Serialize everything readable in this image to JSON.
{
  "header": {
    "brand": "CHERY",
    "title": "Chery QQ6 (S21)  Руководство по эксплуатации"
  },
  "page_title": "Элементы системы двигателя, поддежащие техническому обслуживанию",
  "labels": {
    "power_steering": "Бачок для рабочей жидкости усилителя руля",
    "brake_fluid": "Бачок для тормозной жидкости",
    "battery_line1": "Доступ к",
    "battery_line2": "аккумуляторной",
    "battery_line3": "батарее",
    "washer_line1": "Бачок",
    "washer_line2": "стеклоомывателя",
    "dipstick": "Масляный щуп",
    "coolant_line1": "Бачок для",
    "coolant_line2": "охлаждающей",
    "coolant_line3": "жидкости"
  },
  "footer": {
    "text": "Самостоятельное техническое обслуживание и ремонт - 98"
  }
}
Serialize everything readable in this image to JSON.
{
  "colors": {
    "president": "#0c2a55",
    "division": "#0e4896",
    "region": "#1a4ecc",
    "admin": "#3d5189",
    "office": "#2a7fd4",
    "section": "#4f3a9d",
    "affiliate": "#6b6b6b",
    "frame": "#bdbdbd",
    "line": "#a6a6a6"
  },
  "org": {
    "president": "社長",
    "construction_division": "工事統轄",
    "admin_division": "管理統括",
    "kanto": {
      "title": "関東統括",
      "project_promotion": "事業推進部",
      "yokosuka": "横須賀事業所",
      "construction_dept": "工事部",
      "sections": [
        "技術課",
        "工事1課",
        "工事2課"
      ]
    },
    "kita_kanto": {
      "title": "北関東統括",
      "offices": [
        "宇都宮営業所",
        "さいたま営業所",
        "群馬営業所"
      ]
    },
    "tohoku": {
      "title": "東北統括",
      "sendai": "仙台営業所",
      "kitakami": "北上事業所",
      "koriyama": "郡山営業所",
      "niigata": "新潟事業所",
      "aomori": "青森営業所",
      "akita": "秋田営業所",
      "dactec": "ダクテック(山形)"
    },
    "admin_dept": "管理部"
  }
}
----------
§ **WHAT YOU WILL DO**
Write down every line of the data exactly as it appears above.

§ **RESULT**
Serialize everything readable in this image to JSON.
{
  "header": {
    "brand": "CHERY",
    "title": "Chery QQ6 (S21)  Руководство по эксплуатации"
  },
  "page_title": "Элементы системы двигателя, поддежащие техническому обслуживанию",
  "labels": {
    "power_steering": "Бачок для рабочей жидкости усилителя руля",
    "brake_fluid": "Бачок для тормозной жидкости",
    "battery_line1": "Доступ к",
    "battery_line2": "аккумуляторной",
    "battery_line3": "батарее",
    "washer_line1": "Бачок",
    "washer_line2": "стеклоомывателя",
    "dipstick": "Масляный щуп",
    "coolant_line1": "Бачок для",
    "coolant_line2": "охлаждающей",
    "coolant_line3": "жидкости"
  },
  "footer": {
    "text": "Самостоятельное техническое обслуживание и ремонт - 98"
  }
}
Serialize everything readable in this image to JSON.
{
  "colors": {
    "president": "#0c2a55",
    "division": "#0e4896",
    "region": "#1a4ecc",
    "admin": "#3d5189",
    "office": "#2a7fd4",
    "section": "#4f3a9d",
    "affiliate": "#6b6b6b",
    "frame": "#bdbdbd",
    "line": "#a6a6a6"
  },
  "org": {
    "president": "社長",
    "construction_division": "工事統轄",
    "admin_division": "管理統括",
    "kanto": {
      "title": "関東統括",
      "project_promotion": "事業推進部",
      "yokosuka": "横須賀事業所",
      "construction_dept": "工事部",
      "sections": [
        "技術課",
        "工事1課",
        "工事2課"
      ]
    },
    "kita_kanto": {
      "title": "北関東統括",
      "offices": [
        "宇都宮営業所",
        "さいたま営業所",
        "群馬営業所"
      ]
    },
    "tohoku": {
      "title": "東北統括",
      "sendai": "仙台営業所",
      "kitakami": "北上事業所",
      "koriyama": "郡山営業所",
      "niigata": "新潟事業所",
      "aomori": "青森営業所",
      "akita": "秋田営業所",
      "dactec": "ダクテック(山形)"
    },
    "admin_dept": "管理部"
  }
}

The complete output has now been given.